-- begin RECORDS PROVIDED --

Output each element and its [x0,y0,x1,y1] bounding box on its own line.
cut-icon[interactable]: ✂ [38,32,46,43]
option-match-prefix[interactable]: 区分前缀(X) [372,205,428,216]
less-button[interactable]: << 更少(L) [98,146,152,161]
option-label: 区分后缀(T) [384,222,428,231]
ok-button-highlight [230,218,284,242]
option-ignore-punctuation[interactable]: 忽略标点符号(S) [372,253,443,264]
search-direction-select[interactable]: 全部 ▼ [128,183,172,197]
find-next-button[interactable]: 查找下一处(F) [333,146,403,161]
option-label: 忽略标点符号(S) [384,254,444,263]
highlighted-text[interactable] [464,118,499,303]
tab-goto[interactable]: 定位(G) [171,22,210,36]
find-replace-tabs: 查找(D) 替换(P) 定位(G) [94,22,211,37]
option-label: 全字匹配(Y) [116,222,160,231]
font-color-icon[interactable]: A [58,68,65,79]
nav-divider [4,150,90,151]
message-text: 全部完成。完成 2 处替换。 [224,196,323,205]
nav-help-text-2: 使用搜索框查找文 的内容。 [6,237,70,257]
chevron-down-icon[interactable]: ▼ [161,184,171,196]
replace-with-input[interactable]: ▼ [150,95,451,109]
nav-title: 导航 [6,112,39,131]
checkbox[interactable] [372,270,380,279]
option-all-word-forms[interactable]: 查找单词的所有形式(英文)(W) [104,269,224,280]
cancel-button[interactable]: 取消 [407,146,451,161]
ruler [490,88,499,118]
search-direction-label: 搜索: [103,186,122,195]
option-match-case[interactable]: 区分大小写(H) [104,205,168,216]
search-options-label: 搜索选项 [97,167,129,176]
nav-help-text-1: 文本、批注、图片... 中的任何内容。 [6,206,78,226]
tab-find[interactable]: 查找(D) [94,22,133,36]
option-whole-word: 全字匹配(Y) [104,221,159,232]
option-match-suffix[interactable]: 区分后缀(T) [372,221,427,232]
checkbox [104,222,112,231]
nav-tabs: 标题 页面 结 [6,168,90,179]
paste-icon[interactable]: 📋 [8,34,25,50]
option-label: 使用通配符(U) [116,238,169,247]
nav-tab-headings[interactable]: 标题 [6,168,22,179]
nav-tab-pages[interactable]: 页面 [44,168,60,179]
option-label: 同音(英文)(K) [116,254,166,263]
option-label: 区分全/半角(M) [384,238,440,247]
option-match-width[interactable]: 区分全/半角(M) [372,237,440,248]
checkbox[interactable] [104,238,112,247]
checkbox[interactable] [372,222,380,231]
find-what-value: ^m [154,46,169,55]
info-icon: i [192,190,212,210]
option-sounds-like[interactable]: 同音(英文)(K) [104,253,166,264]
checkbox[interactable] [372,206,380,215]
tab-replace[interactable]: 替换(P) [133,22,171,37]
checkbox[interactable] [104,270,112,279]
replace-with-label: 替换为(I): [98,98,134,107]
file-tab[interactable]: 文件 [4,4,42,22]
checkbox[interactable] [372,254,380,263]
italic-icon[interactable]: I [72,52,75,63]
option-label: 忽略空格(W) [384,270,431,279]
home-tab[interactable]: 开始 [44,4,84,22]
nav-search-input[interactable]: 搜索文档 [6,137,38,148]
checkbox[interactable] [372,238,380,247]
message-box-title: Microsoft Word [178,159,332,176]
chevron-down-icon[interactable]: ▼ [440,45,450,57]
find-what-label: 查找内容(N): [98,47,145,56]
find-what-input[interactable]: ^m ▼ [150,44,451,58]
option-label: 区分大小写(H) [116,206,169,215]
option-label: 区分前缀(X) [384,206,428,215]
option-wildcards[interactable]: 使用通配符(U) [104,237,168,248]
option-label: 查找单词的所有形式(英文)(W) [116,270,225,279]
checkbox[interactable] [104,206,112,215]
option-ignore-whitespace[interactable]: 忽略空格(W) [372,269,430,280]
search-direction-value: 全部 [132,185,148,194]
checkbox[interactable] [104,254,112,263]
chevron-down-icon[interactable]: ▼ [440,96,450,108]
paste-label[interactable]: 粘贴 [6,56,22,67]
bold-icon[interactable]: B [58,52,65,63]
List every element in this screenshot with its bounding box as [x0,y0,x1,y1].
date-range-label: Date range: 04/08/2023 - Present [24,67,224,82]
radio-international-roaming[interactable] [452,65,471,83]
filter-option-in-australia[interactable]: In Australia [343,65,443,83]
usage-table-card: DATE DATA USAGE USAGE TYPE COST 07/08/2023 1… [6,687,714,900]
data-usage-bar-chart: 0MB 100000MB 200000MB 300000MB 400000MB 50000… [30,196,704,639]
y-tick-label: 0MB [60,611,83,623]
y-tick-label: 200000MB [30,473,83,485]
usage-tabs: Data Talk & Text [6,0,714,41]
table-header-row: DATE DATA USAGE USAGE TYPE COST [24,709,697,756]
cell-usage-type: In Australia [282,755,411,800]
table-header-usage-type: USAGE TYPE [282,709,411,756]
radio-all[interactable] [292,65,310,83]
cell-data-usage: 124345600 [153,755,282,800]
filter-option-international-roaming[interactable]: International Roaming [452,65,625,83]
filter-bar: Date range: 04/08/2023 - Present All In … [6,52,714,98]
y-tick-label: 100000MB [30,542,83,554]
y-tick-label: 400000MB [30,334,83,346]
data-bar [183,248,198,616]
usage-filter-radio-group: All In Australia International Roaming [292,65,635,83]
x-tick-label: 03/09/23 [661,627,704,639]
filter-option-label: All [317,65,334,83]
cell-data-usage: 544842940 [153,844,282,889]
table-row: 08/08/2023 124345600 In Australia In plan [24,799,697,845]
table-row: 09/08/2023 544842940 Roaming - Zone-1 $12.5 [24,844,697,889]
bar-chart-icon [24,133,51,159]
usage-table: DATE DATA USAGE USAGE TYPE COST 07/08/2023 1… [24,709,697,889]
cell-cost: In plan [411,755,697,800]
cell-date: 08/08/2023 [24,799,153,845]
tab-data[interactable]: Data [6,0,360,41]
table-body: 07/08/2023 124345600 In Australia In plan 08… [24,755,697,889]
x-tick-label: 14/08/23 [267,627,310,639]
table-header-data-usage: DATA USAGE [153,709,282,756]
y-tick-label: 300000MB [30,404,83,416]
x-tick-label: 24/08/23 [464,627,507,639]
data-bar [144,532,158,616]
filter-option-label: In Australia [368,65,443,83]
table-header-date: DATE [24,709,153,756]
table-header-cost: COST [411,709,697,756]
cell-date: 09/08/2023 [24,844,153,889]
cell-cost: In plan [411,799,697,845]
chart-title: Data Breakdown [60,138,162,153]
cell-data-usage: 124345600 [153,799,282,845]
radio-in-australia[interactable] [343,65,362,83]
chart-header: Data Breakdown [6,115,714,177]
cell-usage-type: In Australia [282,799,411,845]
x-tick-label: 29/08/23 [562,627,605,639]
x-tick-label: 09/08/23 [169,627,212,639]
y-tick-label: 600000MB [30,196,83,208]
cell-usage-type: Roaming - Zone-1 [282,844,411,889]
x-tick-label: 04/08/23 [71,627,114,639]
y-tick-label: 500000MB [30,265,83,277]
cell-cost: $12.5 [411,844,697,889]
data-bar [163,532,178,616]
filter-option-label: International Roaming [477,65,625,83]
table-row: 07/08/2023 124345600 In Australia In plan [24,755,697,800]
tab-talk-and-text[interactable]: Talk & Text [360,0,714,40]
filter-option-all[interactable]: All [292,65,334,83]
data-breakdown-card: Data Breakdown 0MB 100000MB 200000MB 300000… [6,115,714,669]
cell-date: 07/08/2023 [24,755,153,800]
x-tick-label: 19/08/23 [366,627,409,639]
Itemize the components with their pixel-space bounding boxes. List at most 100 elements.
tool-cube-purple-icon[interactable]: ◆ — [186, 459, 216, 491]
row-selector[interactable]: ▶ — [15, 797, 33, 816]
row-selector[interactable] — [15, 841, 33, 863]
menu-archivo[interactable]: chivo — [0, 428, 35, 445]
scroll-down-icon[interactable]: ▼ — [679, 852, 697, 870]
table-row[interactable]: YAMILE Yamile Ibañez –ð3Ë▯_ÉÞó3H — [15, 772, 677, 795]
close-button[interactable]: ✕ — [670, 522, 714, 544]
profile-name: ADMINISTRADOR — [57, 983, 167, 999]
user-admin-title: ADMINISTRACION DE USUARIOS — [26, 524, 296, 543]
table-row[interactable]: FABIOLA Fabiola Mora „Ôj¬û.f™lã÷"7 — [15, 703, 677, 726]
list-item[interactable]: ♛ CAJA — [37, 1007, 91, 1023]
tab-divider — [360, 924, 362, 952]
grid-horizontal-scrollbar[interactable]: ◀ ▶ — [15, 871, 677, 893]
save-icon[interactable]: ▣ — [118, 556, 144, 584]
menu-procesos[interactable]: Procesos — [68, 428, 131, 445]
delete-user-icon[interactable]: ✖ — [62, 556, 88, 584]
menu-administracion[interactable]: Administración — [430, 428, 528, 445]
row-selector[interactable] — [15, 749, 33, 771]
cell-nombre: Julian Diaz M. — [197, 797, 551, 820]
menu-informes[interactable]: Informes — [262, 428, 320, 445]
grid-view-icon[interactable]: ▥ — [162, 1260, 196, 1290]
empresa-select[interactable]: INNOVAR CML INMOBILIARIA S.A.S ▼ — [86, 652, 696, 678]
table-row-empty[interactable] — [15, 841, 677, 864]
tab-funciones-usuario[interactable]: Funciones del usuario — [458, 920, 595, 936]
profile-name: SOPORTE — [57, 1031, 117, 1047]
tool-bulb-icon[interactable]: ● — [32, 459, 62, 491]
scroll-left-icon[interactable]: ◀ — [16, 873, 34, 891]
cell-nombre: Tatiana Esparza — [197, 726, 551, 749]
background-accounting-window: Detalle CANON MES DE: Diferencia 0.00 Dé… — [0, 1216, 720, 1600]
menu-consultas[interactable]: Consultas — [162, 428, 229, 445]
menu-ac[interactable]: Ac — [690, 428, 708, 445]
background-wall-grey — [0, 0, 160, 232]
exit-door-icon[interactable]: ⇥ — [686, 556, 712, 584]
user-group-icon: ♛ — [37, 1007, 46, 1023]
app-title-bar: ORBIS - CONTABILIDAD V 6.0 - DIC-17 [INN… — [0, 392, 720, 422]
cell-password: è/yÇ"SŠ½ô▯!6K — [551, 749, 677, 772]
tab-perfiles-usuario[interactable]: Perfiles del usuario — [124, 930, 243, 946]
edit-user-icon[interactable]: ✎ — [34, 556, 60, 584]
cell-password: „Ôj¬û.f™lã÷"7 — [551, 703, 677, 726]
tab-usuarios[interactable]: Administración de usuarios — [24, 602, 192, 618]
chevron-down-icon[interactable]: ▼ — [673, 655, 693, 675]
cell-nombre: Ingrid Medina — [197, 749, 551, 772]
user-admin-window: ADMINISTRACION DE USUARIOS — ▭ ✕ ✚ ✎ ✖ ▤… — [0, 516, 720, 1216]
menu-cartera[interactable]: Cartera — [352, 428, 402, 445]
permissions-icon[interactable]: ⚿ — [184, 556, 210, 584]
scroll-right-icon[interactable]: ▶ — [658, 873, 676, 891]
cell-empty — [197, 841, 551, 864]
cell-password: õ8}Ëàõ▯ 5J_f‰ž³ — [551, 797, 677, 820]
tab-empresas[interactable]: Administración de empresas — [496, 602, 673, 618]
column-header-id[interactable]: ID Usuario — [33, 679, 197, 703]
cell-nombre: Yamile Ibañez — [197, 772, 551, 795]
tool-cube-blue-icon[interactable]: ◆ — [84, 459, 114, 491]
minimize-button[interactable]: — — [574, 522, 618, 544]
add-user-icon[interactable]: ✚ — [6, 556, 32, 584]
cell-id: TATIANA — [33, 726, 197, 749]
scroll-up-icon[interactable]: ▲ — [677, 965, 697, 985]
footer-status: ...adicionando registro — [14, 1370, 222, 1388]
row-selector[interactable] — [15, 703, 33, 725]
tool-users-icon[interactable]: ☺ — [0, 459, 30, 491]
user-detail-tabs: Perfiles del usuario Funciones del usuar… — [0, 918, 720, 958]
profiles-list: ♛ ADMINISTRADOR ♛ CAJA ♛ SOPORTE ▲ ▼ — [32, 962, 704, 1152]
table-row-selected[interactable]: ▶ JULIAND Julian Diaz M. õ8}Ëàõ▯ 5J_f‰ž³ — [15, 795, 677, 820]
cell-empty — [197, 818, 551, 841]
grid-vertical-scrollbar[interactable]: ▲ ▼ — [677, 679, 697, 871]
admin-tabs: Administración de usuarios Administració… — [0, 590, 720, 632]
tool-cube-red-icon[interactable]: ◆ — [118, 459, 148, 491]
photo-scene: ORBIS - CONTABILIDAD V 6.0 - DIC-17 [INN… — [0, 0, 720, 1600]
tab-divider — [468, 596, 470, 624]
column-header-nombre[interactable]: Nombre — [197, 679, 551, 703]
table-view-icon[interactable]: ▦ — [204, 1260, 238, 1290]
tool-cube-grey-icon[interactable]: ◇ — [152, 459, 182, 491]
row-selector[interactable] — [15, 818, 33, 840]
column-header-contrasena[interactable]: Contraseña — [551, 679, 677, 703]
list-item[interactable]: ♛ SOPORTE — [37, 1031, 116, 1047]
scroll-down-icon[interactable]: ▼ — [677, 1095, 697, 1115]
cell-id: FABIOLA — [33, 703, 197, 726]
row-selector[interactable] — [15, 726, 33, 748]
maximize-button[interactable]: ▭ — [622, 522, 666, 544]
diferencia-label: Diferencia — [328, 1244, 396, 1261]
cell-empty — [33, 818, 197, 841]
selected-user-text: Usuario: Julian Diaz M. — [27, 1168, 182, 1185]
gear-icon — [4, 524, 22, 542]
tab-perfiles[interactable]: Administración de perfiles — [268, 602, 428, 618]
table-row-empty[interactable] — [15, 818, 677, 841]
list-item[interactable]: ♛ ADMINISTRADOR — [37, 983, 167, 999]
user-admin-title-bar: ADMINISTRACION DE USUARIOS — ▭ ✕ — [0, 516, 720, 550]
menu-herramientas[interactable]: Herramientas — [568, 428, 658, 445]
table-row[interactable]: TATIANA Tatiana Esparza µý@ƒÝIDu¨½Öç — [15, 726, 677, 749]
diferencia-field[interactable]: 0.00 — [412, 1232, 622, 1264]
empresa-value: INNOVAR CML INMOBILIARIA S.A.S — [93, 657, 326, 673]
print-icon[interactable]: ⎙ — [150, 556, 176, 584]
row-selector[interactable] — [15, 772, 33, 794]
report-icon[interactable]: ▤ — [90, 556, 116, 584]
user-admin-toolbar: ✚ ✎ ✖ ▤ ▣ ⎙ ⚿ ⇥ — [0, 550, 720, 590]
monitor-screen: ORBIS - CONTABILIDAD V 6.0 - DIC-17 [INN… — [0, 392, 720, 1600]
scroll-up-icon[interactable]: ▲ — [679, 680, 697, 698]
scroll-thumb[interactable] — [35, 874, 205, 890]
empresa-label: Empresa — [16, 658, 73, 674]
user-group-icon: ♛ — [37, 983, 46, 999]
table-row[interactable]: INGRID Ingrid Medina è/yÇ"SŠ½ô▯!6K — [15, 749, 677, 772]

-- end RECORDS PROVIDED --

▸ **WHAT IS BEING ASKED**: Count the rows above that contain the string "Breakdown" and give only the number.

▸ **ANSWER TO THIS TASK**: 3